▸ **Problem statement**
For each line of the data below that holds "JSON", copy the line.

— Start of Source data —

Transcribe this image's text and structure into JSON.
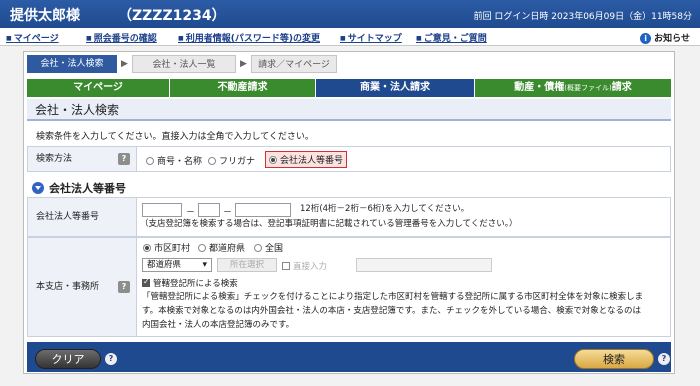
{
  "header": {
    "user_name": "提供太郎様",
    "user_id": "（ZZZZ1234）",
    "login_info": "前回 ログイン日時 2023年06月09日（金）11時58分"
  },
  "menu": {
    "items": [
      "マイページ",
      "照会番号の確認",
      "利用者情報(パスワード等)の変更",
      "サイトマップ",
      "ご意見・ご質問"
    ],
    "notice": "お知らせ"
  },
  "breadcrumbs": {
    "step1": "会社・法人検索",
    "step2": "会社・法人一覧",
    "step3": "請求／マイページ"
  },
  "tabs": {
    "mypage": "マイページ",
    "realestate": "不動産請求",
    "commercial": "商業・法人請求",
    "movable_prefix": "動産・債権",
    "movable_small": "(概要ファイル)",
    "movable_suffix": "請求"
  },
  "page": {
    "title": "会社・法人検索",
    "instruction": "検索条件を入力してください。直接入力は全角で入力してください。"
  },
  "search_method": {
    "label": "検索方法",
    "help": "?",
    "options": [
      "商号・名称",
      "フリガナ",
      "会社法人等番号"
    ],
    "selected": "会社法人等番号"
  },
  "section": {
    "heading": "会社法人等番号"
  },
  "corp_number": {
    "label": "会社法人等番号",
    "dash": "－",
    "note1": "12桁(4桁－2桁－6桁)を入力してください。",
    "note2": "（支店登記簿を検索する場合は、登記事項証明書に記載されている管理番号を入力してください。）"
  },
  "office": {
    "label": "本支店・事務所",
    "help": "?",
    "scope_options": [
      "市区町村",
      "都道府県",
      "全国"
    ],
    "scope_selected": "市区町村",
    "prefecture_select": "都道府県",
    "location_button": "所在選択",
    "direct_input": "直接入力",
    "jurisdiction_checkbox": "管轄登記所による検索",
    "description_line1": "「管轄登記所による検索」チェックを付けることにより指定した市区町村を管轄する登記所に属する市区町村全体を対象に検索しま",
    "description_line2": "す。本検索で対象となるのは内外国会社・法人の本店・支店登記簿です。また、チェックを外している場合、検索で対象となるのは",
    "description_line3": "内国会社・法人の本店登記簿のみです。"
  },
  "footer": {
    "clear": "クリア",
    "search": "検索",
    "help": "?"
  },
  "colors": {
    "brand_blue": "#1f4a8f",
    "tab_green": "#3a8a2e",
    "highlight_red": "#d23030"
  }
}
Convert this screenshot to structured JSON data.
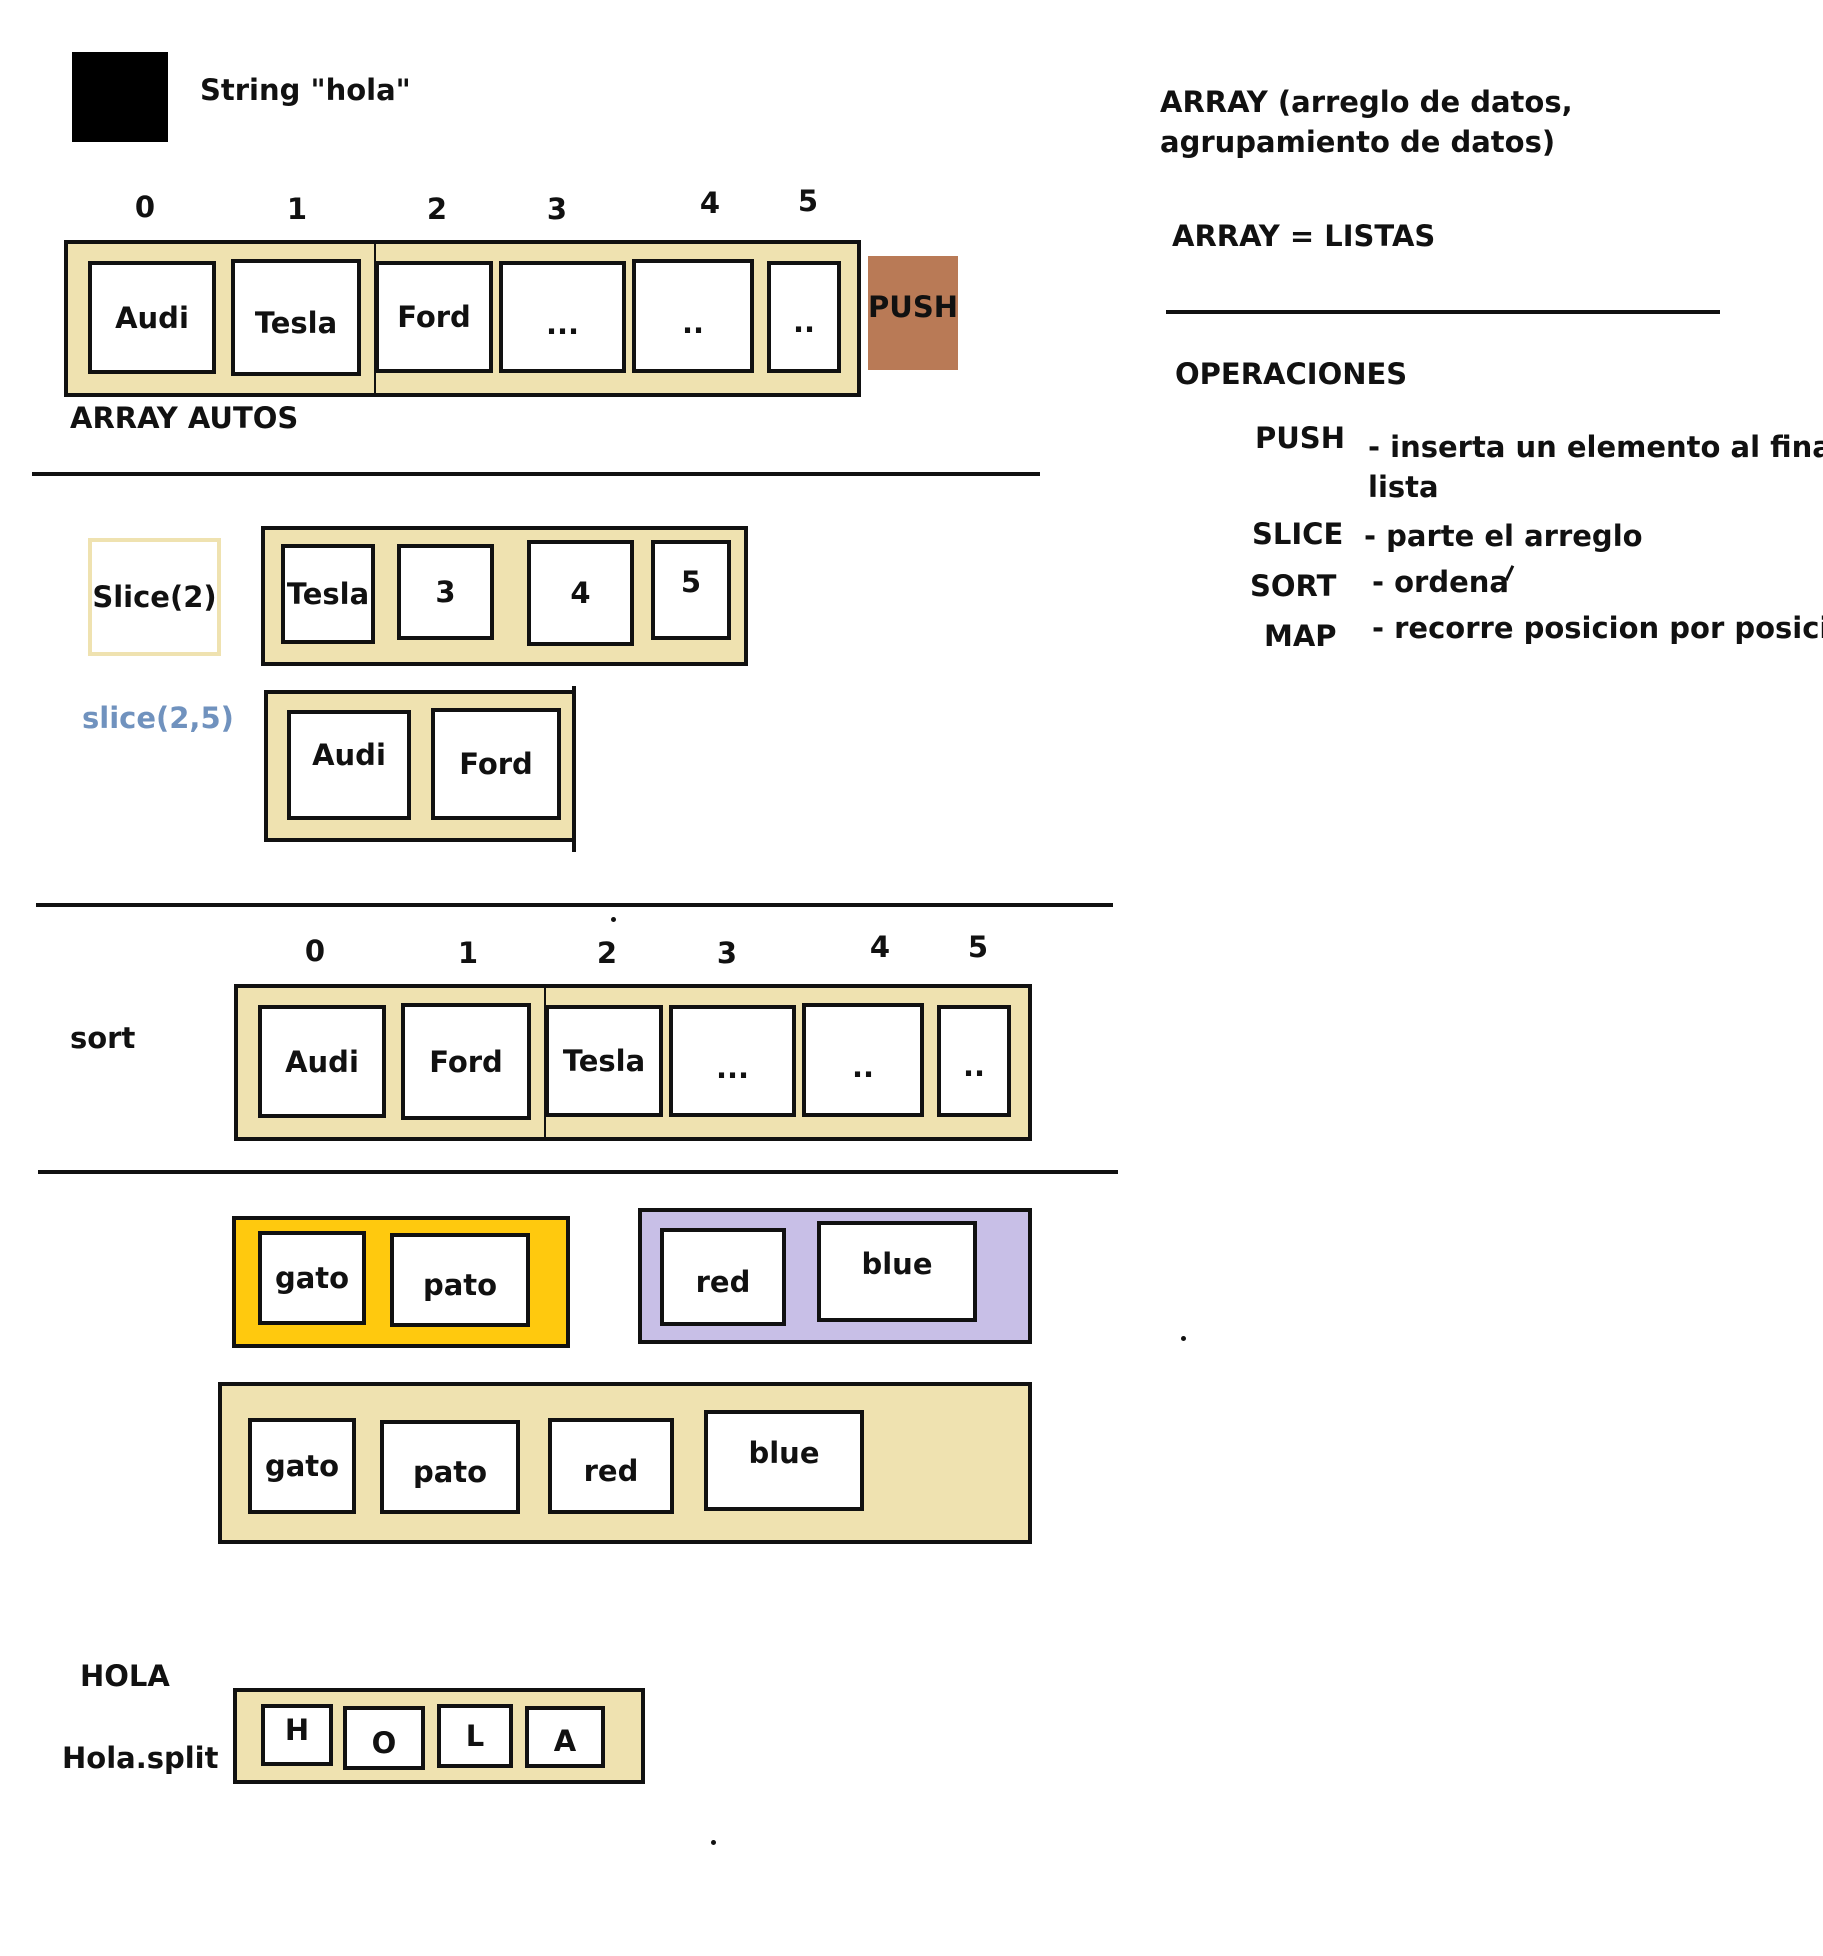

— End of Source data —

▸ **Solution for this exercise**
Transcribe this image's text and structure into JSON.
Convert this screenshot to structured JSON data.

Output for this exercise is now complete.